STATED GOAL => Copy every line, leaving nothing out and adding nothing.

TASK INPUTS =>

--*--

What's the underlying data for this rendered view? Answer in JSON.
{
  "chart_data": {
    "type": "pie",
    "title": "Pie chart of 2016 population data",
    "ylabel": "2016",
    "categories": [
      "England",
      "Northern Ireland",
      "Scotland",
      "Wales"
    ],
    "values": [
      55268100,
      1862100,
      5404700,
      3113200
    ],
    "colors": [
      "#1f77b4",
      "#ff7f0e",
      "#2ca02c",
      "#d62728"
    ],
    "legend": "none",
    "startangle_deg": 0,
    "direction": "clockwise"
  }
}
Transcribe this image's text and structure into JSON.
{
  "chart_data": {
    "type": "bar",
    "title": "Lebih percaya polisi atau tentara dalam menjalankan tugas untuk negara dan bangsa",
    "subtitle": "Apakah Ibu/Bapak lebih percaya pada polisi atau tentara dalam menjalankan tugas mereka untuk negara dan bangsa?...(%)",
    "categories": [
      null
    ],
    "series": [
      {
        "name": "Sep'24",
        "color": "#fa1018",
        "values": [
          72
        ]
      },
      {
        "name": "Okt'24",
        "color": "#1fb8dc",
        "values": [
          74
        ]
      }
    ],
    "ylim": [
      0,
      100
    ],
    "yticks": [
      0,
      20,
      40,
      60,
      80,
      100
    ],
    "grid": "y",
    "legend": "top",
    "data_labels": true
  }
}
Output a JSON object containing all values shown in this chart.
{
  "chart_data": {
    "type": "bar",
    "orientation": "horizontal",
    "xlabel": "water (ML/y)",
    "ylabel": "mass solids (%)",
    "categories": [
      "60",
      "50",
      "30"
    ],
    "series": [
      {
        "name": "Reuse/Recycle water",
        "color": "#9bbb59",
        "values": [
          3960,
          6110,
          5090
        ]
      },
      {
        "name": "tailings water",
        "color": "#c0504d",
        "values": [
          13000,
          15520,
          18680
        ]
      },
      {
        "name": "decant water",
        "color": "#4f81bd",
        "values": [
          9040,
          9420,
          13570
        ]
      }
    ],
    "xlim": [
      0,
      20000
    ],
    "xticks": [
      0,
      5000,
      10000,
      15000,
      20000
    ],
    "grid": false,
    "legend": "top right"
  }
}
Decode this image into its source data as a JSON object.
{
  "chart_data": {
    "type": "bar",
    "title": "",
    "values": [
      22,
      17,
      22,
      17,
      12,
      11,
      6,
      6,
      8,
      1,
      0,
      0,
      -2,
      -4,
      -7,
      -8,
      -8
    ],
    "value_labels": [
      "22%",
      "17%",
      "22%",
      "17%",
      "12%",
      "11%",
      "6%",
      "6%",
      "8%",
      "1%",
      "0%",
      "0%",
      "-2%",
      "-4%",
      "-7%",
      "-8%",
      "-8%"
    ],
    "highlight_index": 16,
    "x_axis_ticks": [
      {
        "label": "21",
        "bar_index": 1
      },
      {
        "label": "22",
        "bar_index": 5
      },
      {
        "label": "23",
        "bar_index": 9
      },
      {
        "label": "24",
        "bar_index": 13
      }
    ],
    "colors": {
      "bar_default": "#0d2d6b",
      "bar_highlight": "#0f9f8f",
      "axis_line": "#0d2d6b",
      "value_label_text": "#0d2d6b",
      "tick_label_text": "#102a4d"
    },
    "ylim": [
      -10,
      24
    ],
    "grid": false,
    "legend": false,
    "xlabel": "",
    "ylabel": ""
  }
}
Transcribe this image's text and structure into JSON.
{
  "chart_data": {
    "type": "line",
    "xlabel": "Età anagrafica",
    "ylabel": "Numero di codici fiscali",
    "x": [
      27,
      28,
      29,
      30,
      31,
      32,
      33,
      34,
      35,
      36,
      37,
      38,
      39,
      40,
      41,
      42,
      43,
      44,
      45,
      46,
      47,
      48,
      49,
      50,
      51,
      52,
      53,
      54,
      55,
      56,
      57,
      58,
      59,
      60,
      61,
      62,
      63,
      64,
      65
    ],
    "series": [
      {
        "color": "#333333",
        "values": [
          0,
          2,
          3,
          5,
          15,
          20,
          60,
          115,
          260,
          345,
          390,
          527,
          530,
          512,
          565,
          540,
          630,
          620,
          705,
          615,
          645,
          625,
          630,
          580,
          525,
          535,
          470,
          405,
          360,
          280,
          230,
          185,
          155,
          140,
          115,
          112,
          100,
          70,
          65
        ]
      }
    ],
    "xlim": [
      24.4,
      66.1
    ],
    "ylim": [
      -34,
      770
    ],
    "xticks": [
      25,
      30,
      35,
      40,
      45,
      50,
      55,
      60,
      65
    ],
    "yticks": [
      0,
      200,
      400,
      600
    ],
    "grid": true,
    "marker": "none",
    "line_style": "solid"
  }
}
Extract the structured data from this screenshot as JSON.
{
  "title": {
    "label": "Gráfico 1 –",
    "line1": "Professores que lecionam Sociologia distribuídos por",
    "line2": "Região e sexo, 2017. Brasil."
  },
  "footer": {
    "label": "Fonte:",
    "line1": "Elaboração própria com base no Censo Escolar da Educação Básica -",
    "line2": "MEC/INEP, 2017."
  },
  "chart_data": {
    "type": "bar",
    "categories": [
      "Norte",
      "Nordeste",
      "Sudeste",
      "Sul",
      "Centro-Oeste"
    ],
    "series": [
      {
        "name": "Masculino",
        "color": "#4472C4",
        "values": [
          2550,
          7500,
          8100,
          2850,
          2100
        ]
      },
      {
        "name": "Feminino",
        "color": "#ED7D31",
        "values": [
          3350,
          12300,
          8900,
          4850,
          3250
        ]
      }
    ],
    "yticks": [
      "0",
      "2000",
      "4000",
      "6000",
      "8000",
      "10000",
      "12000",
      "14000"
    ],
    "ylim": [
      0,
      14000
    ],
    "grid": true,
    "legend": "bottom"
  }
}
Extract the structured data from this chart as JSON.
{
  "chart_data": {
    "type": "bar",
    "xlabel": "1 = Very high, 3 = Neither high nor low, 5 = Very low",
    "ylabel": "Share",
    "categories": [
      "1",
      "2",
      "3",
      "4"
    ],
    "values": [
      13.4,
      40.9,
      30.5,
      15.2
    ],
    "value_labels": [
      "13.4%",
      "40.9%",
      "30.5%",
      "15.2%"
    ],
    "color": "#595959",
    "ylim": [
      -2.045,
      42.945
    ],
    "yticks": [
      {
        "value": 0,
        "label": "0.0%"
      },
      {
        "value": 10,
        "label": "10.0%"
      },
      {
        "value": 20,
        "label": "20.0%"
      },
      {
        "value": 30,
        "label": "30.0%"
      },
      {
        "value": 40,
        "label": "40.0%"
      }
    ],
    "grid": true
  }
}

--*--

ANSWER TO THIS PROBLEM =>
What's the underlying data for this rendered view? Answer in JSON.
{
  "chart_data": {
    "type": "pie",
    "title": "Pie chart of 2016 population data",
    "ylabel": "2016",
    "categories": [
      "England",
      "Northern Ireland",
      "Scotland",
      "Wales"
    ],
    "values": [
      55268100,
      1862100,
      5404700,
      3113200
    ],
    "colors": [
      "#1f77b4",
      "#ff7f0e",
      "#2ca02c",
      "#d62728"
    ],
    "legend": "none",
    "startangle_deg": 0,
    "direction": "clockwise"
  }
}
Transcribe this image's text and structure into JSON.
{
  "chart_data": {
    "type": "bar",
    "title": "Lebih percaya polisi atau tentara dalam menjalankan tugas untuk negara dan bangsa",
    "subtitle": "Apakah Ibu/Bapak lebih percaya pada polisi atau tentara dalam menjalankan tugas mereka untuk negara dan bangsa?...(%)",
    "categories": [
      null
    ],
    "series": [
      {
        "name": "Sep'24",
        "color": "#fa1018",
        "values": [
          72
        ]
      },
      {
        "name": "Okt'24",
        "color": "#1fb8dc",
        "values": [
          74
        ]
      }
    ],
    "ylim": [
      0,
      100
    ],
    "yticks": [
      0,
      20,
      40,
      60,
      80,
      100
    ],
    "grid": "y",
    "legend": "top",
    "data_labels": true
  }
}
Output a JSON object containing all values shown in this chart.
{
  "chart_data": {
    "type": "bar",
    "orientation": "horizontal",
    "xlabel": "water (ML/y)",
    "ylabel": "mass solids (%)",
    "categories": [
      "60",
      "50",
      "30"
    ],
    "series": [
      {
        "name": "Reuse/Recycle water",
        "color": "#9bbb59",
        "values": [
          3960,
          6110,
          5090
        ]
      },
      {
        "name": "tailings water",
        "color": "#c0504d",
        "values": [
          13000,
          15520,
          18680
        ]
      },
      {
        "name": "decant water",
        "color": "#4f81bd",
        "values": [
          9040,
          9420,
          13570
        ]
      }
    ],
    "xlim": [
      0,
      20000
    ],
    "xticks": [
      0,
      5000,
      10000,
      15000,
      20000
    ],
    "grid": false,
    "legend": "top right"
  }
}
Decode this image into its source data as a JSON object.
{
  "chart_data": {
    "type": "bar",
    "title": "",
    "values": [
      22,
      17,
      22,
      17,
      12,
      11,
      6,
      6,
      8,
      1,
      0,
      0,
      -2,
      -4,
      -7,
      -8,
      -8
    ],
    "value_labels": [
      "22%",
      "17%",
      "22%",
      "17%",
      "12%",
      "11%",
      "6%",
      "6%",
      "8%",
      "1%",
      "0%",
      "0%",
      "-2%",
      "-4%",
      "-7%",
      "-8%",
      "-8%"
    ],
    "highlight_index": 16,
    "x_axis_ticks": [
      {
        "label": "21",
        "bar_index": 1
      },
      {
        "label": "22",
        "bar_index": 5
      },
      {
        "label": "23",
        "bar_index": 9
      },
      {
        "label": "24",
        "bar_index": 13
      }
    ],
    "colors": {
      "bar_default": "#0d2d6b",
      "bar_highlight": "#0f9f8f",
      "axis_line": "#0d2d6b",
      "value_label_text": "#0d2d6b",
      "tick_label_text": "#102a4d"
    },
    "ylim": [
      -10,
      24
    ],
    "grid": false,
    "legend": false,
    "xlabel": "",
    "ylabel": ""
  }
}
Transcribe this image's text and structure into JSON.
{
  "chart_data": {
    "type": "line",
    "xlabel": "Età anagrafica",
    "ylabel": "Numero di codici fiscali",
    "x": [
      27,
      28,
      29,
      30,
      31,
      32,
      33,
      34,
      35,
      36,
      37,
      38,
      39,
      40,
      41,
      42,
      43,
      44,
      45,
      46,
      47,
      48,
      49,
      50,
      51,
      52,
      53,
      54,
      55,
      56,
      57,
      58,
      59,
      60,
      61,
      62,
      63,
      64,
      65
    ],
    "series": [
      {
        "color": "#333333",
        "values": [
          0,
          2,
          3,
          5,
          15,
          20,
          60,
          115,
          260,
          345,
          390,
          527,
          530,
          512,
          565,
          540,
          630,
          620,
          705,
          615,
          645,
          625,
          630,
          580,
          525,
          535,
          470,
          405,
          360,
          280,
          230,
          185,
          155,
          140,
          115,
          112,
          100,
          70,
          65
        ]
      }
    ],
    "xlim": [
      24.4,
      66.1
    ],
    "ylim": [
      -34,
      770
    ],
    "xticks": [
      25,
      30,
      35,
      40,
      45,
      50,
      55,
      60,
      65
    ],
    "yticks": [
      0,
      200,
      400,
      600
    ],
    "grid": true,
    "marker": "none",
    "line_style": "solid"
  }
}
Extract the structured data from this screenshot as JSON.
{
  "title": {
    "label": "Gráfico 1 –",
    "line1": "Professores que lecionam Sociologia distribuídos por",
    "line2": "Região e sexo, 2017. Brasil."
  },
  "footer": {
    "label": "Fonte:",
    "line1": "Elaboração própria com base no Censo Escolar da Educação Básica -",
    "line2": "MEC/INEP, 2017."
  },
  "chart_data": {
    "type": "bar",
    "categories": [
      "Norte",
      "Nordeste",
      "Sudeste",
      "Sul",
      "Centro-Oeste"
    ],
    "series": [
      {
        "name": "Masculino",
        "color": "#4472C4",
        "values": [
          2550,
          7500,
          8100,
          2850,
          2100
        ]
      },
      {
        "name": "Feminino",
        "color": "#ED7D31",
        "values": [
          3350,
          12300,
          8900,
          4850,
          3250
        ]
      }
    ],
    "yticks": [
      "0",
      "2000",
      "4000",
      "6000",
      "8000",
      "10000",
      "12000",
      "14000"
    ],
    "ylim": [
      0,
      14000
    ],
    "grid": true,
    "legend": "bottom"
  }
}
Extract the structured data from this chart as JSON.
{
  "chart_data": {
    "type": "bar",
    "xlabel": "1 = Very high, 3 = Neither high nor low, 5 = Very low",
    "ylabel": "Share",
    "categories": [
      "1",
      "2",
      "3",
      "4"
    ],
    "values": [
      13.4,
      40.9,
      30.5,
      15.2
    ],
    "value_labels": [
      "13.4%",
      "40.9%",
      "30.5%",
      "15.2%"
    ],
    "color": "#595959",
    "ylim": [
      -2.045,
      42.945
    ],
    "yticks": [
      {
        "value": 0,
        "label": "0.0%"
      },
      {
        "value": 10,
        "label": "10.0%"
      },
      {
        "value": 20,
        "label": "20.0%"
      },
      {
        "value": 30,
        "label": "30.0%"
      },
      {
        "value": 40,
        "label": "40.0%"
      }
    ],
    "grid": true
  }
}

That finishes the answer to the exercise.